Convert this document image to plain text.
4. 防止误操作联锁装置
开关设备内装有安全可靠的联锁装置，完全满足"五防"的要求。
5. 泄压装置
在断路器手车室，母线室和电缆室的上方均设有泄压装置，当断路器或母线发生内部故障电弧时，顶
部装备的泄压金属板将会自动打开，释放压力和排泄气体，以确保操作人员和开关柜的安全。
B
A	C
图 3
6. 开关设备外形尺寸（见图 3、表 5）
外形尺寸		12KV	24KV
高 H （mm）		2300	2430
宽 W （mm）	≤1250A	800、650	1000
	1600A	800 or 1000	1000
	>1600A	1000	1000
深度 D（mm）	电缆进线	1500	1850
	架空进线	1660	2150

───

▸ **Exercise instructions**
Reproduce all of the records exactly.

▸ **Solution to the exercise**
Convert this document image to plain text.
4. 防止误操作联锁装置
开关设备内装有安全可靠的联锁装置，完全满足"五防"的要求。
5. 泄压装置
在断路器手车室，母线室和电缆室的上方均设有泄压装置，当断路器或母线发生内部故障电弧时，顶
部装备的泄压金属板将会自动打开，释放压力和排泄气体，以确保操作人员和开关柜的安全。
B
A	C
图 3
6. 开关设备外形尺寸（见图 3、表 5）
外形尺寸		12KV	24KV
高 H （mm）		2300	2430
宽 W （mm）	≤1250A	800、650	1000
	1600A	800 or 1000	1000
	>1600A	1000	1000
深度 D（mm）	电缆进线	1500	1850
	架空进线	1660	2150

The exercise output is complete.